Identify each line below containing the string "apmācības" and copy it.

## [Provided records]
■ ■ ■ ■

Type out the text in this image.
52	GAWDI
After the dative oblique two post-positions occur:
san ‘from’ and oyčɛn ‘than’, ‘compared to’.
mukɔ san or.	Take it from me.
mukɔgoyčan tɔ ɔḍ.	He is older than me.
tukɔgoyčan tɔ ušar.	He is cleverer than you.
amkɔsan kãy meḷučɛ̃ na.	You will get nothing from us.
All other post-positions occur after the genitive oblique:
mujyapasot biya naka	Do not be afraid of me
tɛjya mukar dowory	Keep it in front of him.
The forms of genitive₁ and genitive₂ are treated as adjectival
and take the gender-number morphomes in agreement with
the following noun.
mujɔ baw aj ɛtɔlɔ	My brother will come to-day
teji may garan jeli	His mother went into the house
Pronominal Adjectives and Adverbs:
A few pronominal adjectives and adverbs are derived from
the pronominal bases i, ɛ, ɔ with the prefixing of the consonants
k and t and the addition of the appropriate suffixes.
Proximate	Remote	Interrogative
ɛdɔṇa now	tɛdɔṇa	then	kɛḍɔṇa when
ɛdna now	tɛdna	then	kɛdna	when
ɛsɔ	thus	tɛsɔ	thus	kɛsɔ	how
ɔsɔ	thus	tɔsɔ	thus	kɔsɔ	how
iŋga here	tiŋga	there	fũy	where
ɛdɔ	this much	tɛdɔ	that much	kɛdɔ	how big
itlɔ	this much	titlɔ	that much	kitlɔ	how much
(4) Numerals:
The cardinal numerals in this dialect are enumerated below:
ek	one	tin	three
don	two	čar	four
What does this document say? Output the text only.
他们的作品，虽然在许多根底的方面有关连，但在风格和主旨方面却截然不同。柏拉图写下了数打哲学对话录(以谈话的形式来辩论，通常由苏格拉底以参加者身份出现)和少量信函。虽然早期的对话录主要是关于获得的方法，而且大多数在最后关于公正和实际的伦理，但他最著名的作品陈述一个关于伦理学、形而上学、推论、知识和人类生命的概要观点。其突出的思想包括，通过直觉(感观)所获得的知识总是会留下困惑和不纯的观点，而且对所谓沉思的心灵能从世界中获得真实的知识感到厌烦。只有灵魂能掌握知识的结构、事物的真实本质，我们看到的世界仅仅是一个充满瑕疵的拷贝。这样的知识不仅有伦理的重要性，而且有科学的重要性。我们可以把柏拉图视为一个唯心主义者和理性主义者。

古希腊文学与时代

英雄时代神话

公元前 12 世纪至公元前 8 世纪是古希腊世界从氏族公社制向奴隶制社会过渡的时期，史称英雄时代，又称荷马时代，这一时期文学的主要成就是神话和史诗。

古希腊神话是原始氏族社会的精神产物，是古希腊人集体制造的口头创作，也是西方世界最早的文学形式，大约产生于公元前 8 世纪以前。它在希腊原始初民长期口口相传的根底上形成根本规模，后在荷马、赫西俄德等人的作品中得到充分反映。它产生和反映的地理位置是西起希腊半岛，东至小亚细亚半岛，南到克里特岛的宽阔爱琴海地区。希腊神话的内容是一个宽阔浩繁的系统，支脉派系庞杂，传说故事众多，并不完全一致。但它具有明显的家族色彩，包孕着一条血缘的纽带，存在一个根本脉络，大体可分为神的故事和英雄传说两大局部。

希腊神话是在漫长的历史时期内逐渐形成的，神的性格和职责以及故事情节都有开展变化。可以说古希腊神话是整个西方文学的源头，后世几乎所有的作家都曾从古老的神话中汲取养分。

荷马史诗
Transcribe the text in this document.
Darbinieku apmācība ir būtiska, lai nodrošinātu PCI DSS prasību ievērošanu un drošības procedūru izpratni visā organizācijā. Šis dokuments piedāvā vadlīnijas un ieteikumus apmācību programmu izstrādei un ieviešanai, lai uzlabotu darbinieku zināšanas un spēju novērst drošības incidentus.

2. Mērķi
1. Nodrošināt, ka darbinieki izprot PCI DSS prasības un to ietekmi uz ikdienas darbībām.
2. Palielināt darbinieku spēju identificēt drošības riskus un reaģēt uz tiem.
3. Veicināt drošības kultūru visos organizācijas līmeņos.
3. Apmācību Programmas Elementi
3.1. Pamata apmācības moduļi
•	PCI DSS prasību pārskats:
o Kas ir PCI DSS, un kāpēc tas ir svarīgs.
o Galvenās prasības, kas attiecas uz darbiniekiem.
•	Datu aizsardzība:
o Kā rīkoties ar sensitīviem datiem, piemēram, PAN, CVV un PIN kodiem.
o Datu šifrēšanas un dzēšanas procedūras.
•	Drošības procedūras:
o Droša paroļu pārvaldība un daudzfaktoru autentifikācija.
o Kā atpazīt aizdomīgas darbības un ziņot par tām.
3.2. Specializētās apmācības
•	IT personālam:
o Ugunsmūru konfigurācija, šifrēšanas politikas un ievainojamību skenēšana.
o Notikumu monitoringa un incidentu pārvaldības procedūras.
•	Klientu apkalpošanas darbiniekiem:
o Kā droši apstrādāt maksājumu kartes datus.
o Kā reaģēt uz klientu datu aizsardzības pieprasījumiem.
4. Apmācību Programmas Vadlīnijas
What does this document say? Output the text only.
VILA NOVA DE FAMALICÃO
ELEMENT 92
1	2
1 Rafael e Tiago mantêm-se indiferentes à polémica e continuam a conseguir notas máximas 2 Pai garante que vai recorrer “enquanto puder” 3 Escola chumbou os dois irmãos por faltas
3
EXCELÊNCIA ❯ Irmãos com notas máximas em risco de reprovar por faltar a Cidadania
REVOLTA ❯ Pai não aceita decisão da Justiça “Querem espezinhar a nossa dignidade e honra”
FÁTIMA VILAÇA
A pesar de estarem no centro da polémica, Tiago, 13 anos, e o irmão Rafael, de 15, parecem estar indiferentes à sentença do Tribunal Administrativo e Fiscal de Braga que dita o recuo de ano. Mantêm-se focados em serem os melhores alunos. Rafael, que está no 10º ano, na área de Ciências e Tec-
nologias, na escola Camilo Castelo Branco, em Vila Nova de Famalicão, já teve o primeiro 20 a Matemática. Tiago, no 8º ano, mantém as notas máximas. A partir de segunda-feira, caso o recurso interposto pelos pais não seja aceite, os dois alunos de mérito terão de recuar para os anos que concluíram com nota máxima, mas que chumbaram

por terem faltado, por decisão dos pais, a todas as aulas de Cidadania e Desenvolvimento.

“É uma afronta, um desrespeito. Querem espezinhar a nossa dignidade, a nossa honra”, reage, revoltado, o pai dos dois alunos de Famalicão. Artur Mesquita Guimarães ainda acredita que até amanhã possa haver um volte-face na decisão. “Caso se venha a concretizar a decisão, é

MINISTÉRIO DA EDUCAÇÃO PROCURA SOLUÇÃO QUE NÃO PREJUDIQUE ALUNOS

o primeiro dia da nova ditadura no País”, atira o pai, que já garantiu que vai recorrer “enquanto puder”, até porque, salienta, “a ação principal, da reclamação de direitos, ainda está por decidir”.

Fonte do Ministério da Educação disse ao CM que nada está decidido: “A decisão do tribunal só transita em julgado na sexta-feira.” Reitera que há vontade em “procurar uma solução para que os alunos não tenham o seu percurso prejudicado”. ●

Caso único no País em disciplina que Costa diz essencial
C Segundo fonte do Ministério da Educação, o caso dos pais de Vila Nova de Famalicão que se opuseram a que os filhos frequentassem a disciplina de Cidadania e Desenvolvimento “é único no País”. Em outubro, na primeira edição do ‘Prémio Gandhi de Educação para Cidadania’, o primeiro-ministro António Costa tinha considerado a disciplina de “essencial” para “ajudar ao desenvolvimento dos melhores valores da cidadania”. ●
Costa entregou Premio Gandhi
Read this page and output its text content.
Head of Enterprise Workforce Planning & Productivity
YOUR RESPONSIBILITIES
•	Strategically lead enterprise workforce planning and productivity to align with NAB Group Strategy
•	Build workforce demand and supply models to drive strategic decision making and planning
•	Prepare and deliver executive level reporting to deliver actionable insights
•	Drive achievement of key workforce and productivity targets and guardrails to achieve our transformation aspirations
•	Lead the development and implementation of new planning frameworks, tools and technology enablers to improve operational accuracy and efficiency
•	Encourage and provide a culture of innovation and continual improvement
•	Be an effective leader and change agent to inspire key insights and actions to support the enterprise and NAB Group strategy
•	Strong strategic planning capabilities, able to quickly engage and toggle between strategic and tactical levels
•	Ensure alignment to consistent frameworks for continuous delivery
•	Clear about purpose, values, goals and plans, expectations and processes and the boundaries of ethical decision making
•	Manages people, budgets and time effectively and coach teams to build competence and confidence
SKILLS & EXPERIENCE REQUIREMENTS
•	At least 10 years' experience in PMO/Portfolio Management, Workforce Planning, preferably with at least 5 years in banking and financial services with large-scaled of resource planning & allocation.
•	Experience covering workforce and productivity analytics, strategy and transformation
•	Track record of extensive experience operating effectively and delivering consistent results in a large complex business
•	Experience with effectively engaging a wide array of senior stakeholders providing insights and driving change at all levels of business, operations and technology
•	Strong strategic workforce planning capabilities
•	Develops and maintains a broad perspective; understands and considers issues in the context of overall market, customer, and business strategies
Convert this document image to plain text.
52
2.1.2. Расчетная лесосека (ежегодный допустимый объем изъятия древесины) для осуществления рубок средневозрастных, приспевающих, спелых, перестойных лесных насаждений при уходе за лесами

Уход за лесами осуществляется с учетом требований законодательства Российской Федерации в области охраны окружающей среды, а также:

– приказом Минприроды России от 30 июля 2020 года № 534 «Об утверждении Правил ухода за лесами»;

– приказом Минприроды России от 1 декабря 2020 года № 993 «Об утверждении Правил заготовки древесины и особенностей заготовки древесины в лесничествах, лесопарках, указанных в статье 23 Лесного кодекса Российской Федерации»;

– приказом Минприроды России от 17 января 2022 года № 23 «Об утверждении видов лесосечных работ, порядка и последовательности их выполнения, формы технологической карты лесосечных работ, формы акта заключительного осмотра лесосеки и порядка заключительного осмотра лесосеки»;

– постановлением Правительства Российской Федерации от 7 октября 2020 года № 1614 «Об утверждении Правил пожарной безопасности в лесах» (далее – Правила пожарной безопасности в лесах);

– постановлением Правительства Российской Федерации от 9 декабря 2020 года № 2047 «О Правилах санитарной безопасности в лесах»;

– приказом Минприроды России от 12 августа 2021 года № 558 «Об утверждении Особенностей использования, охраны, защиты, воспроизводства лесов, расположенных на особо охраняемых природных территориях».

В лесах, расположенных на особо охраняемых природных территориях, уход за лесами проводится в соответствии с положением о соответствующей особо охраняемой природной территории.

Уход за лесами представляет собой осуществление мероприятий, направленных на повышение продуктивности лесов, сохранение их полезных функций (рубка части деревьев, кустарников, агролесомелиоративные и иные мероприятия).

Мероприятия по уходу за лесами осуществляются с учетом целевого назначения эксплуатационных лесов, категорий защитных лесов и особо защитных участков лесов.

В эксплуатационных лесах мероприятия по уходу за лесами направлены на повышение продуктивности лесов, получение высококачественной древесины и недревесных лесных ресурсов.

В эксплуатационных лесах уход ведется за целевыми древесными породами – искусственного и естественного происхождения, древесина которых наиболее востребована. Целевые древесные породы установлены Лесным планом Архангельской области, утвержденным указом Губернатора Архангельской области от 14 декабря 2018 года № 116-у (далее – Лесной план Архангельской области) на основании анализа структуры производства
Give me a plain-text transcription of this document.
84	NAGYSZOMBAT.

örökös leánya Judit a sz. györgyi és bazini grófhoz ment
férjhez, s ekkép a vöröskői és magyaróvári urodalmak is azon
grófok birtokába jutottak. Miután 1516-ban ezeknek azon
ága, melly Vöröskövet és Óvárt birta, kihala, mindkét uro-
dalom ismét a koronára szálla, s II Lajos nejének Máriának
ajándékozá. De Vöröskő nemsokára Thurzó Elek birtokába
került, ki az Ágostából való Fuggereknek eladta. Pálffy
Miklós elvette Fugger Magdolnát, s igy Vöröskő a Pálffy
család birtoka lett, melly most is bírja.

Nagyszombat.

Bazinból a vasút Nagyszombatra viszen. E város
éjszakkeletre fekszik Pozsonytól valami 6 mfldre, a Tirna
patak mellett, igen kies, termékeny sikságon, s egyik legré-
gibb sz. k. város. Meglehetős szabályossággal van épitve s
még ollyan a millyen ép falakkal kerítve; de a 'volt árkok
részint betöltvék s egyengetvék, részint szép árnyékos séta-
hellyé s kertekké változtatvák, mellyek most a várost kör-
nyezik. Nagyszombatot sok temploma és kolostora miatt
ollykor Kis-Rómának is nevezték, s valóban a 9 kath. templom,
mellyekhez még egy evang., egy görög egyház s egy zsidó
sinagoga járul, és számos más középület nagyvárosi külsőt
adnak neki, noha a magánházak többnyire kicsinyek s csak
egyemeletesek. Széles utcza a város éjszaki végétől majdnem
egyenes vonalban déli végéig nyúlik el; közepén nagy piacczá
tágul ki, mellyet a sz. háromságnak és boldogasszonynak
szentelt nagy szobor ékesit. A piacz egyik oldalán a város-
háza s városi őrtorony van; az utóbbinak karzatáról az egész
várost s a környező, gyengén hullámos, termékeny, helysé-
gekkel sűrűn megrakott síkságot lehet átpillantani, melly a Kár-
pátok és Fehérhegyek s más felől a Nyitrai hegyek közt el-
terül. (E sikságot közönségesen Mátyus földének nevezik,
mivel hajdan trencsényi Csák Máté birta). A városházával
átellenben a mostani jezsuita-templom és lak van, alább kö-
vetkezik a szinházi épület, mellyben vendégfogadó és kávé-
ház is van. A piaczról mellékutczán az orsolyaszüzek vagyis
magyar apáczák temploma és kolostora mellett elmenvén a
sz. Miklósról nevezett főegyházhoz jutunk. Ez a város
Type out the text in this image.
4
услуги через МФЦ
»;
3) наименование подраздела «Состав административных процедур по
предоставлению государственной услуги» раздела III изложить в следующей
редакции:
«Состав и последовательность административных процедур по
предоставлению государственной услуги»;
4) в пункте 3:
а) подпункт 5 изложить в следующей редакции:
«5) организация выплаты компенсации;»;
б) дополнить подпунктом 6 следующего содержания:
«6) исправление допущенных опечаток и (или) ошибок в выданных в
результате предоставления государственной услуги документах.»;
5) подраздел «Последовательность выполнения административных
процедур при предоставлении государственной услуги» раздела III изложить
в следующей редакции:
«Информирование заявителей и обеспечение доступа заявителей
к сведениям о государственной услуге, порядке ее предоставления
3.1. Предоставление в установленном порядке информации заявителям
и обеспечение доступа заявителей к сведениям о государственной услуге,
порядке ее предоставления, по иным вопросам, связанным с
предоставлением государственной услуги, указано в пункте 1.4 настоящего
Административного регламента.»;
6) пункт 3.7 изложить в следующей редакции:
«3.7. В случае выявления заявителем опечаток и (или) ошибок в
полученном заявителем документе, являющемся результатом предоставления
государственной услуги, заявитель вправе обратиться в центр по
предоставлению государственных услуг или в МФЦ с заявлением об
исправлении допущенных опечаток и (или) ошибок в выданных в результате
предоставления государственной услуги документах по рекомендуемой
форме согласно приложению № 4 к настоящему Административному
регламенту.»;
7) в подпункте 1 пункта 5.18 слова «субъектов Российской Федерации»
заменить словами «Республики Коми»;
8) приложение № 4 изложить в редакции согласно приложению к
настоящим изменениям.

■ ■ ■ ■

## [Exercise answer]
3.1. Pamata apmācības moduļi
3.2. Specializētās apmācības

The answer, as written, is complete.